● **Work to complete**: Each entry below is to be given again word for word, with no pictures.

● **Provided data**:
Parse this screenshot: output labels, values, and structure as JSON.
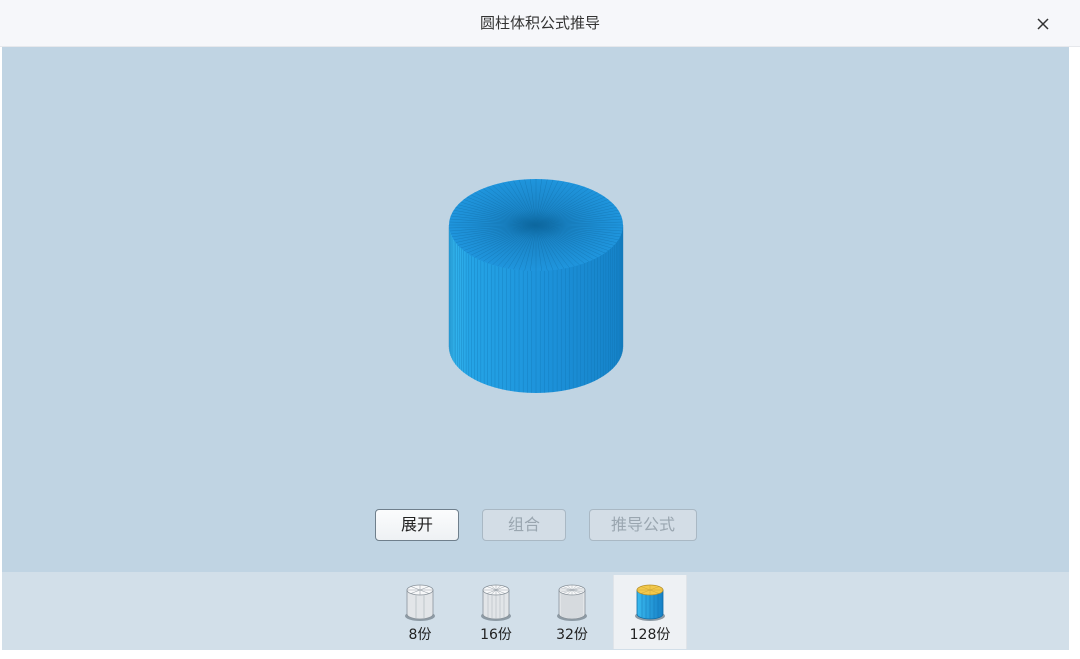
{
  "window": {
    "title": "圆柱体积公式推导"
  },
  "buttons": {
    "expand": "展开",
    "combine": "组合",
    "derive": "推导公式"
  },
  "segments": [
    {
      "label": "8份",
      "icon": "cylinder-8-icon"
    },
    {
      "label": "16份",
      "icon": "cylinder-16-icon"
    },
    {
      "label": "32份",
      "icon": "cylinder-32-icon"
    },
    {
      "label": "128份",
      "icon": "cylinder-128-icon",
      "selected": true
    }
  ],
  "colors": {
    "stage_bg": "#c0d4e3",
    "cylinder_blue": "#1d8fd9",
    "selected_top": "#f2c84b"
  }
}
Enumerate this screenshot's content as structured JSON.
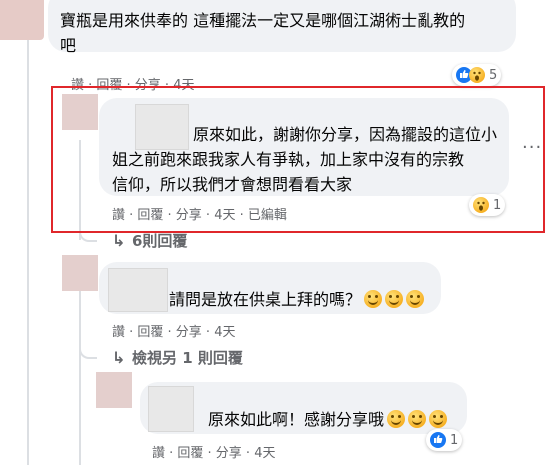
{
  "comments": [
    {
      "text_lines": [
        "寶瓶是用來供奉的 這種擺法一定又是哪個江湖術士亂教的",
        "吧"
      ],
      "actions": "讚 · 回覆 · 分享 · 4天",
      "reaction_count": "5",
      "reaction_icons": [
        "like-icon",
        "wow-icon"
      ]
    },
    {
      "text_lines": [
        "原來如此，謝謝你分享，因為擺設的這位小",
        "姐之前跑來跟我家人有爭執，加上家中沒有的宗教",
        "信仰，所以我們才會想問看看大家"
      ],
      "actions": "讚 · 回覆 · 分享 · 4天 · 已編輯",
      "reaction_count": "1",
      "reaction_icons": [
        "wow-icon"
      ],
      "more_label": "···"
    },
    {
      "reply_link": "6則回覆"
    },
    {
      "text": "請問是放在供桌上拜的嗎？",
      "emoji_count": 3,
      "actions": "讚 · 回覆 · 分享 · 4天"
    },
    {
      "reply_link": "檢視另 1 則回覆"
    },
    {
      "text": "原來如此啊！感謝分享哦",
      "emoji_count": 3,
      "actions": "讚 · 回覆 · 分享 · 4天",
      "reaction_count": "1",
      "reaction_icons": [
        "like-icon"
      ]
    }
  ],
  "colors": {
    "highlight": "#e0272b",
    "bubble": "#f0f2f5",
    "meta": "#65676b",
    "like": "#1877f2"
  }
}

● **Exercise solution**:
Parse this screenshot: output labels, values, and structure as JSON.
{
  "window": {
    "title": "圆柱体积公式推导"
  },
  "buttons": {
    "expand": "展开",
    "combine": "组合",
    "derive": "推导公式"
  },
  "segments": [
    {
      "label": "8份",
      "icon": "cylinder-8-icon"
    },
    {
      "label": "16份",
      "icon": "cylinder-16-icon"
    },
    {
      "label": "32份",
      "icon": "cylinder-32-icon"
    },
    {
      "label": "128份",
      "icon": "cylinder-128-icon",
      "selected": true
    }
  ],
  "colors": {
    "stage_bg": "#c0d4e3",
    "cylinder_blue": "#1d8fd9",
    "selected_top": "#f2c84b"
  }
}
Enumerate this screenshot's content as structured JSON.
{
  "comments": [
    {
      "text_lines": [
        "寶瓶是用來供奉的 這種擺法一定又是哪個江湖術士亂教的",
        "吧"
      ],
      "actions": "讚 · 回覆 · 分享 · 4天",
      "reaction_count": "5",
      "reaction_icons": [
        "like-icon",
        "wow-icon"
      ]
    },
    {
      "text_lines": [
        "原來如此，謝謝你分享，因為擺設的這位小",
        "姐之前跑來跟我家人有爭執，加上家中沒有的宗教",
        "信仰，所以我們才會想問看看大家"
      ],
      "actions": "讚 · 回覆 · 分享 · 4天 · 已編輯",
      "reaction_count": "1",
      "reaction_icons": [
        "wow-icon"
      ],
      "more_label": "···"
    },
    {
      "reply_link": "6則回覆"
    },
    {
      "text": "請問是放在供桌上拜的嗎？",
      "emoji_count": 3,
      "actions": "讚 · 回覆 · 分享 · 4天"
    },
    {
      "reply_link": "檢視另 1 則回覆"
    },
    {
      "text": "原來如此啊！感謝分享哦",
      "emoji_count": 3,
      "actions": "讚 · 回覆 · 分享 · 4天",
      "reaction_count": "1",
      "reaction_icons": [
        "like-icon"
      ]
    }
  ],
  "colors": {
    "highlight": "#e0272b",
    "bubble": "#f0f2f5",
    "meta": "#65676b",
    "like": "#1877f2"
  }
}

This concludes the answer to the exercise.